ISTRUZIONI:
A. Rispondi alle seguenti domande sull'articolo dedicato all'omicidio al Divine Club di Bisceglie:
(i) Di quante pagine si compone il decreto di fermo?
(ii) Chi ha ucciso Scavo secondo il titolo?
(iii) Con quale soprannome era noto Raffaele Capriati?
B. Trascrivi fedelmente il tratto dell'articolo sull'omicidio al Divine Club di Bisceglie compreso fra «L'omicidio di Filippo» e «del borgo antico.».
C. Riprendi l'articolo sull'omicidio al Divine Club di Bisceglie e proseguilo a partire dalla sua ultima frase.

┌─ TESTO DI RIFERIMENTO

L'omicidio di Raffaele Capriati
L'omicidio di Raffaele Capriati
Cronaca

«L’omicidio nel privè». Dylan Capriati ha ucciso Scavo per vendicare lo zio «Lello»

Nelle 103 pagine del decreto di fermo è stato ricostruito l'agguato al Divine Club di Bisceglie: «La reazione per la morte di Raffaele Capriati»

L'omicidio di Filippo Scavo al Divine Club di Bisceglie viene letto dalla Direzione Distrettuale Antimafia di Bari anche come un capitolo successivo della guerra tra clan, collegato all'assassinio di Raffaele Capriati, alias «Lello», 40enne: l'uomo era considerato il più alto esponente in libertà dell'omonimo clan del borgo antico.

└─
┌─ SEZIONE DATI

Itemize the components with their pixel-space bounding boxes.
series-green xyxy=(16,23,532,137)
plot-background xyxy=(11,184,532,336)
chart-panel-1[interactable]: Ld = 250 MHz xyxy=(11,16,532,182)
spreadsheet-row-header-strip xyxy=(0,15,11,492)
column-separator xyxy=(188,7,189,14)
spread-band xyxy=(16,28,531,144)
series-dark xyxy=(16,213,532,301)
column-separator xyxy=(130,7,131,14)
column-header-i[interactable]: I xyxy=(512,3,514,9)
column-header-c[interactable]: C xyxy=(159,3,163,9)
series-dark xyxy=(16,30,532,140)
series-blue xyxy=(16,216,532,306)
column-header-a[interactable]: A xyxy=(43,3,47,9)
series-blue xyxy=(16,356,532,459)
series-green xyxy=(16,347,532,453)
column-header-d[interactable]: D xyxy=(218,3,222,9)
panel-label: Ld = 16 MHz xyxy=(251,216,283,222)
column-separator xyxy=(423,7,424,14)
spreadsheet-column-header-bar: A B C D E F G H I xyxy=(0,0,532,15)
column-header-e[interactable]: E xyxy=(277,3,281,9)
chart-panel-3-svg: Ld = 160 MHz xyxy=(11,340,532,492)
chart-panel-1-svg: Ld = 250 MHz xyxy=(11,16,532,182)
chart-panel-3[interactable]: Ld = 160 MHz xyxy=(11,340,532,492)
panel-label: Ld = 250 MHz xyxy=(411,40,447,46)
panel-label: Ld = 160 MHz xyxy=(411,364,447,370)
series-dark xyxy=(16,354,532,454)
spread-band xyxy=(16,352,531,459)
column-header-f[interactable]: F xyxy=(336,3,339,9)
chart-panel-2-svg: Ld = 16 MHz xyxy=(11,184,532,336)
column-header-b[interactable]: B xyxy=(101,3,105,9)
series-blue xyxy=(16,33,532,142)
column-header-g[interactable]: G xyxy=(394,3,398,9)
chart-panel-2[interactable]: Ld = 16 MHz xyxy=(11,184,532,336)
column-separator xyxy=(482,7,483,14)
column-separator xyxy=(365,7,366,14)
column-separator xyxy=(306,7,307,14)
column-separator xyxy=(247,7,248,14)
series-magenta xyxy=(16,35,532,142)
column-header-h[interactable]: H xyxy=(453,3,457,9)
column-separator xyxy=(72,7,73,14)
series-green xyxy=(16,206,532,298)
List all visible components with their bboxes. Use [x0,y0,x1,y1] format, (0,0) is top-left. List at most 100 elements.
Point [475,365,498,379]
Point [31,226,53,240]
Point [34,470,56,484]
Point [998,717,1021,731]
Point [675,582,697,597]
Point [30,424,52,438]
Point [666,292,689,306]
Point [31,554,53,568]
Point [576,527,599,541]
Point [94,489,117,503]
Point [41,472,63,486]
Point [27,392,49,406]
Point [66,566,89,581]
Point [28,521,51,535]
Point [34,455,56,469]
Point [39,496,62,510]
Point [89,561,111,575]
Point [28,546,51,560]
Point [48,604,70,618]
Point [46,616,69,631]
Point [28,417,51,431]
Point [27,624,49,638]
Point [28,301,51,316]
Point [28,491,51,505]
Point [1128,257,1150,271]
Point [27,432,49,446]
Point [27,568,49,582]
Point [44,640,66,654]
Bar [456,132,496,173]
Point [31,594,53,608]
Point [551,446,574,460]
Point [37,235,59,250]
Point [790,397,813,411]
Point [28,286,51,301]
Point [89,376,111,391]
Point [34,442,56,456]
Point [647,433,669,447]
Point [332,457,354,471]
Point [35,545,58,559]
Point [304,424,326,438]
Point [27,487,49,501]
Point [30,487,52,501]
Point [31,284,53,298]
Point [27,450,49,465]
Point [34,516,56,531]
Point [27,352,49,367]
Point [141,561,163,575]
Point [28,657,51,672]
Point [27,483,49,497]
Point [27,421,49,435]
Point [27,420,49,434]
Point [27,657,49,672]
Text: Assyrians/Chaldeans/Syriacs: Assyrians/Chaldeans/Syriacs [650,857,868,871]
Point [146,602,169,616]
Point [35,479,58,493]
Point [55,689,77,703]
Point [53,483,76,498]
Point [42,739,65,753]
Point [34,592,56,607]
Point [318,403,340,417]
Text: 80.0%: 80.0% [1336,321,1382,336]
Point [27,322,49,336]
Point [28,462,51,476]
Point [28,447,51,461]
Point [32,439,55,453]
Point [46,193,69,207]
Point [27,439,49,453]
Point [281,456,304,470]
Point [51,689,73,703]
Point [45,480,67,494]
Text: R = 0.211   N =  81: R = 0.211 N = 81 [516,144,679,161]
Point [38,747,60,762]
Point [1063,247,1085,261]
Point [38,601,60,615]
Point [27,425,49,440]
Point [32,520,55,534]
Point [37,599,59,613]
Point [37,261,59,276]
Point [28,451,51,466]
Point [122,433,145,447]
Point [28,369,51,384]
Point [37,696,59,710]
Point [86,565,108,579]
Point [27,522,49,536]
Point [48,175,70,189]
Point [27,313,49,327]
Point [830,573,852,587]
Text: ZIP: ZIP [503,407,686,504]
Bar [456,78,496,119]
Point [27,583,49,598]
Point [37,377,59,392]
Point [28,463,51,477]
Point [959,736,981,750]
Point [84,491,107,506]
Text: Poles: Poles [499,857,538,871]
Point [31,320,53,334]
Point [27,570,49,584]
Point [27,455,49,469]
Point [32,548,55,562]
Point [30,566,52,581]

└─

SOLUZIONI:
A.
(i) 103 pagine.
(ii) Dylan Capriati.
(iii) «Lello».

B.
L'omicidio di Filippo Scavo al Divine Club di Bisceglie viene letto dalla Direzione Distrettuale Antimafia di Bari anche come un capitolo successivo della guerra tra clan, collegato all'assassinio di Raffaele Capriati, alias «Lello», 40enne: l'uomo era considerato il più alto esponente in libertà dell'omonimo clan del borgo antico.

C.
Per l'omicidio di Capriati, eseguito con colpi di pistola calibro 9x21 mentre la vittima era a bordo di una Fiat 500, le indagini della Squadra Mobile di Bari hanno portato all'individuazione di due pregiudicati inseriti nel clan Strisciuglio: Luca Marinelli, detto «Gianluca», e Nunzio Losacco, detto «Sperlunga». Il primo avrebbe esploso i colpi sedendo da passeggero su una Honda Hornet 900 bianca, guidata da Losacco, con cui i due avrebbero affiancato sulla destra l'auto della vittima.

Gli atti collegano l'omicidio di Capriati a una catena di episodi cominciata in un pub, il Demetra, dove si sarebbe verificato un confronto tra Scavo e alcuni soggetti dell'area Capriati. All'esterno del locale, Scavo avrebbe avuto un atteggiamento minaccioso verso Christian Capriati, figlio di Lello. L'episodio avrebbe incrinato un equilibrio fragile: Marinelli avrebbe rimproverato Scavo, arrivando a schiaffeggiarlo, perché ritenuto responsabile di avere esposto il gruppo ad una grave frattura.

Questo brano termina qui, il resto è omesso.